--- start of Recorded data ---
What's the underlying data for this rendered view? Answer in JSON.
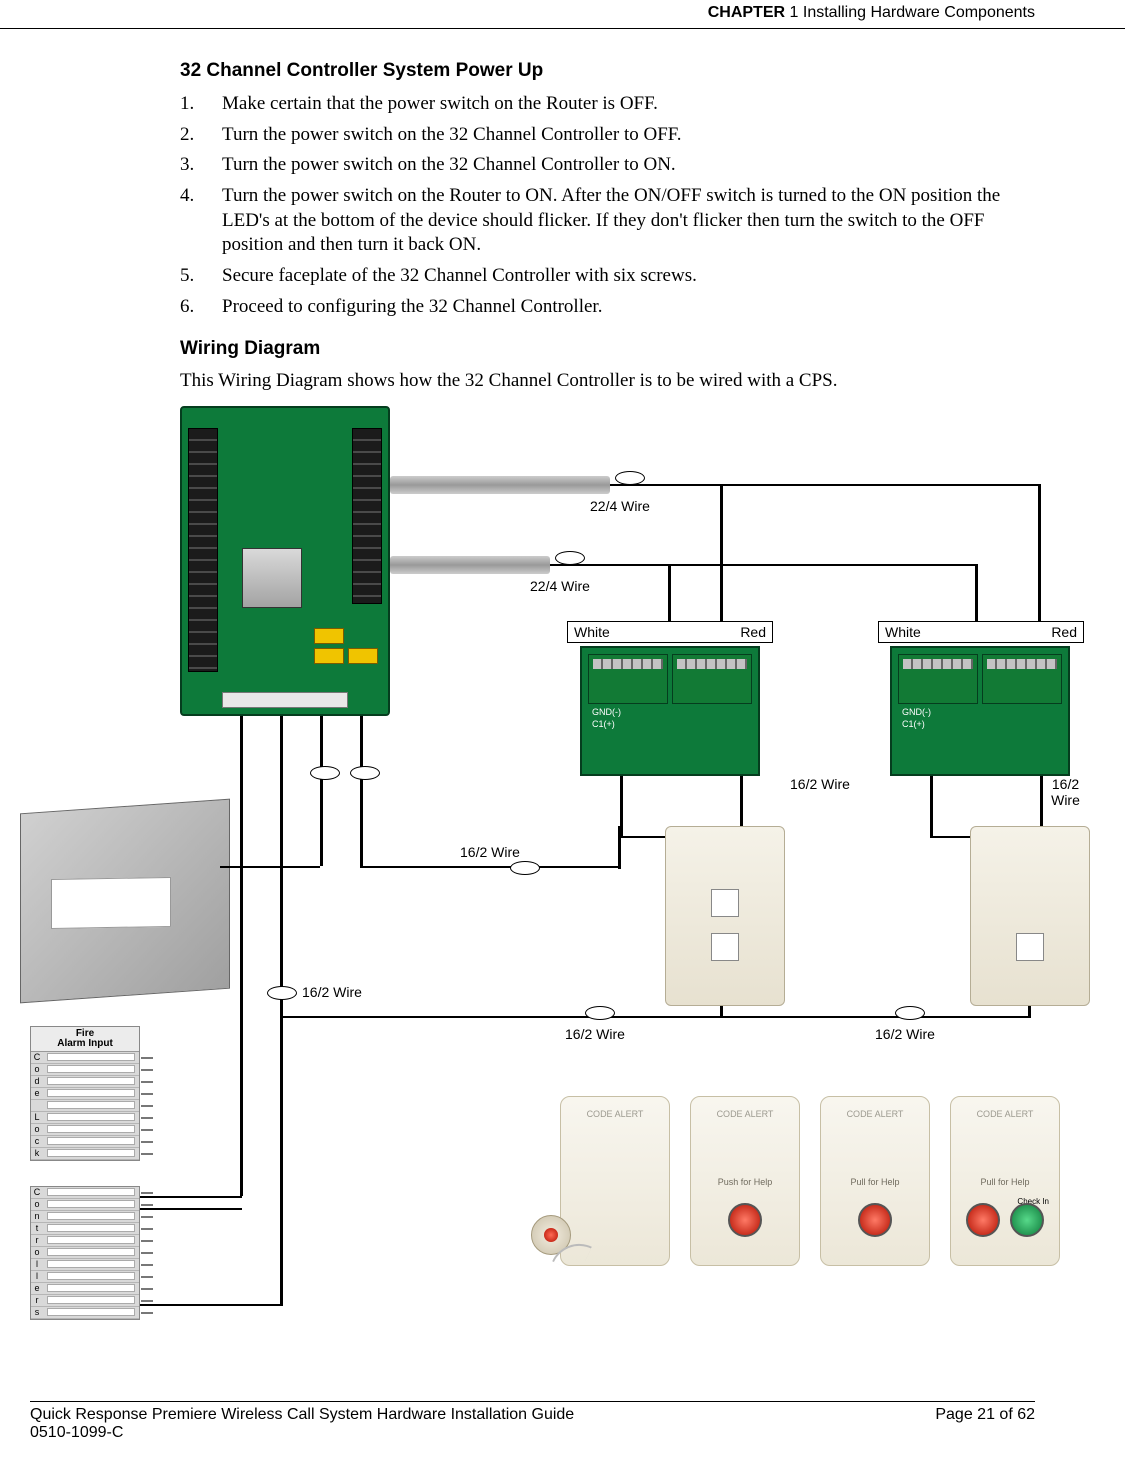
{
  "header": {
    "chapter_prefix": "CHAPTER",
    "chapter_num": "1",
    "chapter_title": "Installing Hardware Components"
  },
  "section1_heading": "32 Channel Controller System Power Up",
  "steps": [
    "Make certain that the power switch on the Router is OFF.",
    "Turn the power switch on the 32 Channel Controller to OFF.",
    "Turn the power switch on the 32 Channel Controller to ON.",
    "Turn the power switch on the Router to ON. After the ON/OFF switch is turned to the ON position the LED's at the bottom of the device should flicker. If they don't flicker then turn the switch to the OFF position and then turn it back ON.",
    "Secure faceplate of the 32 Channel Controller with six screws.",
    "Proceed to configuring the 32 Channel Controller."
  ],
  "section2_heading": "Wiring Diagram",
  "section2_intro": "This Wiring Diagram shows how the 32 Channel Controller is to be wired with a CPS.",
  "diagram": {
    "wire_22_4": "22/4 Wire",
    "wire_16_2": "16/2 Wire",
    "white": "White",
    "red": "Red",
    "pcb_block_top": "GND(-)",
    "pcb_block_mid": "C1(+)",
    "code_alert": "CODE ALERT",
    "push_for_help": "Push for Help",
    "pull_for_help": "Pull for Help",
    "check_in": "Check In",
    "fire_alarm_input": "Fire\nAlarm Input",
    "code_lock_label": "Code Lock",
    "controllers_label": "Controllers",
    "code_lock_letters": [
      "C",
      "o",
      "d",
      "e",
      "",
      "L",
      "o",
      "c",
      "k"
    ],
    "controllers_letters": [
      "C",
      "o",
      "n",
      "t",
      "r",
      "o",
      "l",
      "l",
      "e",
      "r",
      "s"
    ]
  },
  "footer": {
    "guide": "Quick Response Premiere Wireless Call System Hardware Installation Guide",
    "page": "Page 21 of 62",
    "docnum": "0510-1099-C"
  },
  "style": {
    "pcb_green": "#0d7a3a",
    "plate_beige": "#ece7d8",
    "btn_red": "#b20f00",
    "btn_green": "#0d7a3a",
    "line_black": "#000000"
  }
}
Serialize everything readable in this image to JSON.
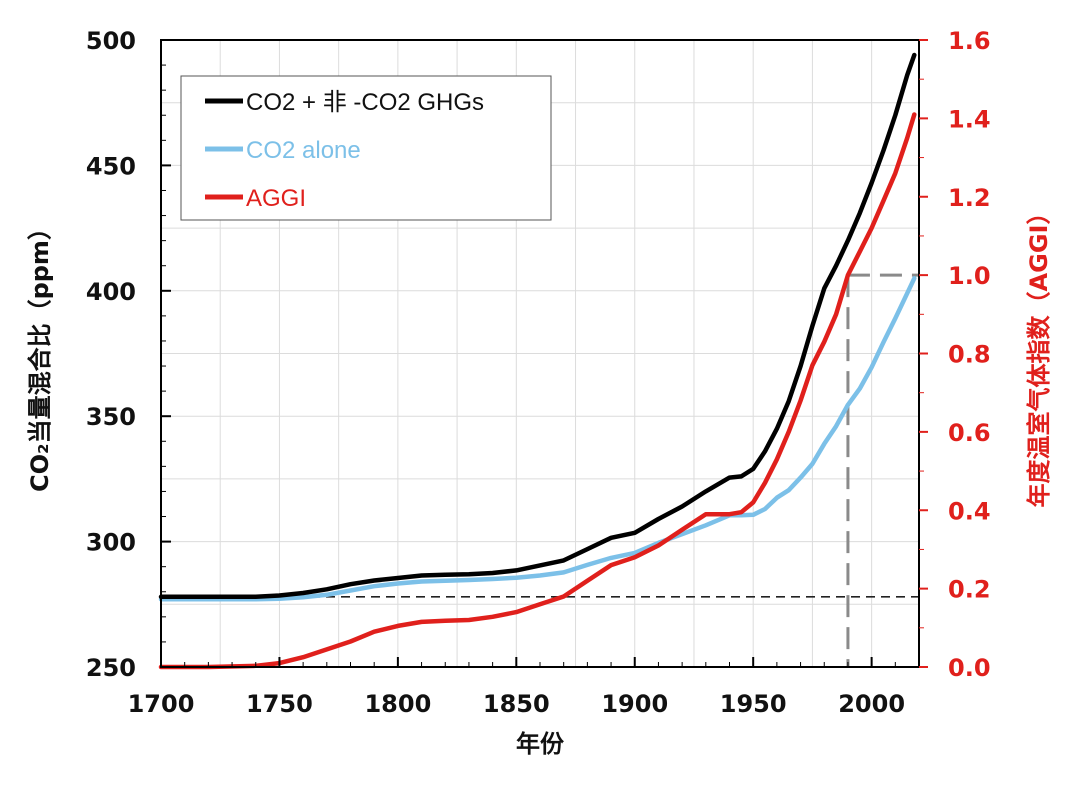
{
  "chart_data": {
    "type": "line",
    "xlabel": "年份",
    "ylabel_left": "CO₂当量混合比（ppm）",
    "ylabel_right": "年度温室气体指数（AGGI）",
    "xlim": [
      1700,
      2020
    ],
    "ylim_left": [
      250,
      500
    ],
    "ylim_right": [
      0.0,
      1.6
    ],
    "x_ticks": [
      "1700",
      "1750",
      "1800",
      "1850",
      "1900",
      "1950",
      "2000"
    ],
    "y_left_ticks": [
      "250",
      "300",
      "350",
      "400",
      "450",
      "500"
    ],
    "y_right_ticks": [
      "0.0",
      "0.2",
      "0.4",
      "0.6",
      "0.8",
      "1.0",
      "1.2",
      "1.4",
      "1.6"
    ],
    "legend_position": "top-left",
    "grid": true,
    "series": [
      {
        "name": "CO2 + 非 -CO2 GHGs",
        "axis": "left",
        "color": "#000000",
        "points": [
          [
            1700,
            278
          ],
          [
            1720,
            278
          ],
          [
            1740,
            278
          ],
          [
            1750,
            278.5
          ],
          [
            1760,
            279.5
          ],
          [
            1770,
            281
          ],
          [
            1780,
            283
          ],
          [
            1790,
            284.5
          ],
          [
            1800,
            285.5
          ],
          [
            1810,
            286.5
          ],
          [
            1820,
            286.8
          ],
          [
            1830,
            287
          ],
          [
            1840,
            287.5
          ],
          [
            1850,
            288.5
          ],
          [
            1860,
            290.5
          ],
          [
            1870,
            292.5
          ],
          [
            1880,
            297
          ],
          [
            1890,
            301.5
          ],
          [
            1900,
            303.5
          ],
          [
            1910,
            309
          ],
          [
            1920,
            314
          ],
          [
            1930,
            320
          ],
          [
            1940,
            325.5
          ],
          [
            1945,
            326
          ],
          [
            1950,
            329
          ],
          [
            1955,
            336
          ],
          [
            1960,
            345
          ],
          [
            1965,
            356
          ],
          [
            1970,
            370
          ],
          [
            1975,
            386
          ],
          [
            1980,
            401
          ],
          [
            1985,
            410
          ],
          [
            1990,
            420
          ],
          [
            1995,
            431
          ],
          [
            2000,
            443
          ],
          [
            2005,
            456
          ],
          [
            2010,
            470
          ],
          [
            2015,
            486
          ],
          [
            2018,
            494
          ]
        ]
      },
      {
        "name": "CO2 alone",
        "axis": "left",
        "color": "#7cc0e8",
        "points": [
          [
            1700,
            277
          ],
          [
            1720,
            277
          ],
          [
            1740,
            277
          ],
          [
            1750,
            277.2
          ],
          [
            1760,
            277.8
          ],
          [
            1770,
            278.8
          ],
          [
            1780,
            280.5
          ],
          [
            1790,
            282.2
          ],
          [
            1800,
            283.3
          ],
          [
            1810,
            284.1
          ],
          [
            1820,
            284.4
          ],
          [
            1830,
            284.7
          ],
          [
            1840,
            285.1
          ],
          [
            1850,
            285.6
          ],
          [
            1860,
            286.5
          ],
          [
            1870,
            287.7
          ],
          [
            1880,
            290.7
          ],
          [
            1890,
            293.5
          ],
          [
            1900,
            295.5
          ],
          [
            1910,
            299.5
          ],
          [
            1920,
            303
          ],
          [
            1930,
            306.5
          ],
          [
            1940,
            310.5
          ],
          [
            1945,
            310.5
          ],
          [
            1950,
            310.7
          ],
          [
            1955,
            313
          ],
          [
            1960,
            317.5
          ],
          [
            1965,
            320.5
          ],
          [
            1970,
            325.5
          ],
          [
            1975,
            331
          ],
          [
            1980,
            339
          ],
          [
            1985,
            346
          ],
          [
            1990,
            354.5
          ],
          [
            1995,
            361
          ],
          [
            2000,
            369.5
          ],
          [
            2005,
            379.5
          ],
          [
            2010,
            389
          ],
          [
            2015,
            399
          ],
          [
            2018,
            405
          ]
        ]
      },
      {
        "name": "AGGI",
        "axis": "right",
        "color": "#e0201c",
        "points": [
          [
            1700,
            0.0
          ],
          [
            1720,
            0.0
          ],
          [
            1740,
            0.003
          ],
          [
            1750,
            0.01
          ],
          [
            1760,
            0.025
          ],
          [
            1770,
            0.045
          ],
          [
            1780,
            0.065
          ],
          [
            1790,
            0.09
          ],
          [
            1800,
            0.105
          ],
          [
            1810,
            0.115
          ],
          [
            1820,
            0.118
          ],
          [
            1830,
            0.12
          ],
          [
            1840,
            0.128
          ],
          [
            1850,
            0.14
          ],
          [
            1860,
            0.16
          ],
          [
            1870,
            0.18
          ],
          [
            1880,
            0.22
          ],
          [
            1890,
            0.26
          ],
          [
            1900,
            0.28
          ],
          [
            1910,
            0.31
          ],
          [
            1920,
            0.35
          ],
          [
            1930,
            0.39
          ],
          [
            1940,
            0.39
          ],
          [
            1945,
            0.395
          ],
          [
            1950,
            0.42
          ],
          [
            1955,
            0.47
          ],
          [
            1960,
            0.53
          ],
          [
            1965,
            0.6
          ],
          [
            1970,
            0.68
          ],
          [
            1975,
            0.77
          ],
          [
            1980,
            0.83
          ],
          [
            1985,
            0.9
          ],
          [
            1990,
            1.0
          ],
          [
            1995,
            1.06
          ],
          [
            2000,
            1.12
          ],
          [
            2005,
            1.19
          ],
          [
            2010,
            1.26
          ],
          [
            2015,
            1.35
          ],
          [
            2018,
            1.41
          ]
        ]
      }
    ],
    "reference": {
      "baseline_ppm": 278,
      "marker_year": 1990,
      "marker_aggi": 1.0
    }
  }
}
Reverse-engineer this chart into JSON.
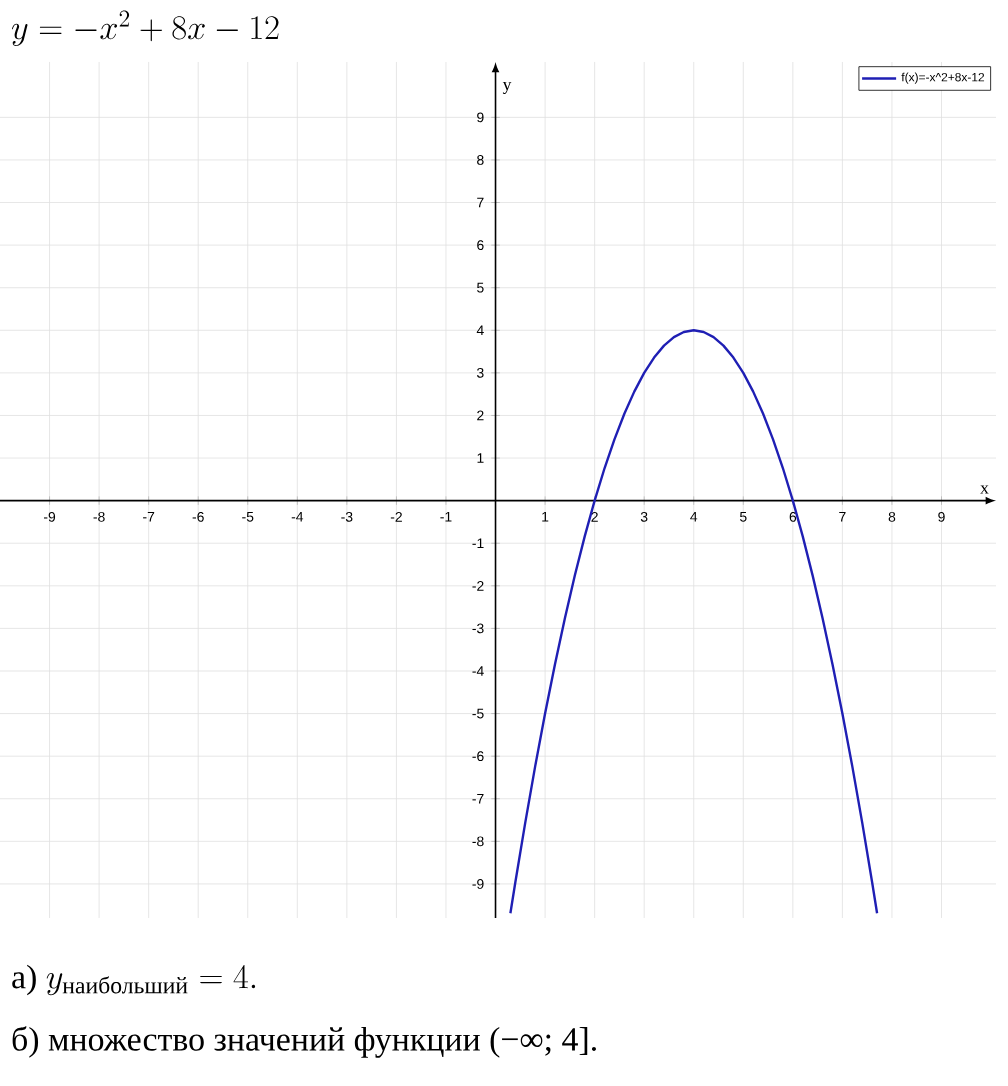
{
  "chart_data": {
    "type": "line",
    "title": "y = -x^{2} + 8x - 12",
    "xlabel": "x",
    "ylabel": "y",
    "x": [
      0.3,
      0.4,
      0.6,
      0.8,
      1,
      1.2,
      1.4,
      1.6,
      1.8,
      2,
      2.2,
      2.4,
      2.6,
      2.8,
      3,
      3.2,
      3.4,
      3.6,
      3.8,
      4,
      4.2,
      4.4,
      4.6,
      4.8,
      5,
      5.2,
      5.4,
      5.6,
      5.8,
      6,
      6.2,
      6.4,
      6.6,
      6.8,
      7,
      7.2,
      7.4,
      7.6,
      7.7
    ],
    "series": [
      {
        "name": "f(x)=-x^2+8x-12",
        "color": "#1f1fb4",
        "values": [
          -9.69,
          -8.96,
          -7.56,
          -6.24,
          -5,
          -3.84,
          -2.76,
          -1.76,
          -0.84,
          0,
          0.76,
          1.44,
          2.04,
          2.56,
          3,
          3.36,
          3.64,
          3.84,
          3.96,
          4,
          3.96,
          3.84,
          3.64,
          3.36,
          3,
          2.56,
          2.04,
          1.44,
          0.76,
          0,
          -0.84,
          -1.76,
          -2.76,
          -3.84,
          -5,
          -6.24,
          -7.56,
          -8.96,
          -9.69
        ]
      }
    ],
    "xlim": [
      -10,
      10.1
    ],
    "ylim": [
      -9.8,
      10.3
    ],
    "xticks": [
      -9,
      -8,
      -7,
      -6,
      -5,
      -4,
      -3,
      -2,
      -1,
      1,
      2,
      3,
      4,
      5,
      6,
      7,
      8,
      9
    ],
    "yticks": [
      -9,
      -8,
      -7,
      -6,
      -5,
      -4,
      -3,
      -2,
      -1,
      1,
      2,
      3,
      4,
      5,
      6,
      7,
      8,
      9
    ],
    "grid": true,
    "legend": "top right",
    "marker": "none",
    "line_style": "solid",
    "annotations": [
      "\\text{а) } y_{\\text{наибольший}} = 4.",
      "б) множество значений функции (−∞; 4]."
    ]
  }
}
--- end of Recorded data ---
# [Problem to solve]
Find each line holding the word "Wiring" and copy it.

# [Completed task]
  "section2_heading": "Wiring Diagram",
  "section2_intro": "This Wiring Diagram shows how the 32 Channel Controller is to be wired with a CPS.",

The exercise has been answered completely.